Data entries for graphics
• • • • • • •
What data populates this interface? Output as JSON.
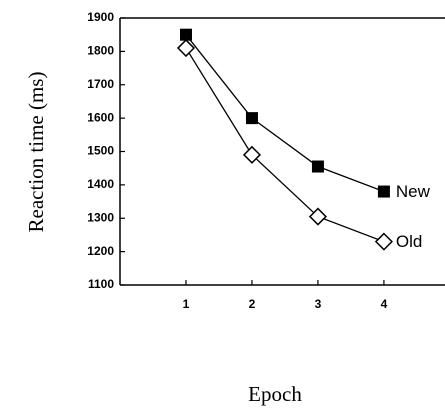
{
  "chart_data": {
    "type": "line",
    "x_label": "Epoch",
    "y_label": "Reaction  time (ms)",
    "x": [
      1,
      2,
      3,
      4
    ],
    "series": [
      {
        "name": "New",
        "color": "#000000",
        "marker": "square",
        "values": [
          1850,
          1600,
          1455,
          1380
        ]
      },
      {
        "name": "Old",
        "color": "#000000",
        "marker": "diamond",
        "values": [
          1810,
          1490,
          1305,
          1230
        ]
      }
    ],
    "xlim": [
      0,
      4.85
    ],
    "xticks": [
      1,
      2,
      3,
      4
    ],
    "ylim": [
      1100,
      1900
    ],
    "yticks": [
      1100,
      1200,
      1300,
      1400,
      1500,
      1600,
      1700,
      1800,
      1900
    ],
    "grid": false
  }
}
• • • • • • •
_Task statement_:
Drop the images and repeat the data exactly.

_Solution below_:
What data populates this interface? Output as JSON.
{
  "chart_data": {
    "type": "line",
    "x_label": "Epoch",
    "y_label": "Reaction  time (ms)",
    "x": [
      1,
      2,
      3,
      4
    ],
    "series": [
      {
        "name": "New",
        "color": "#000000",
        "marker": "square",
        "values": [
          1850,
          1600,
          1455,
          1380
        ]
      },
      {
        "name": "Old",
        "color": "#000000",
        "marker": "diamond",
        "values": [
          1810,
          1490,
          1305,
          1230
        ]
      }
    ],
    "xlim": [
      0,
      4.85
    ],
    "xticks": [
      1,
      2,
      3,
      4
    ],
    "ylim": [
      1100,
      1900
    ],
    "yticks": [
      1100,
      1200,
      1300,
      1400,
      1500,
      1600,
      1700,
      1800,
      1900
    ],
    "grid": false
  }
}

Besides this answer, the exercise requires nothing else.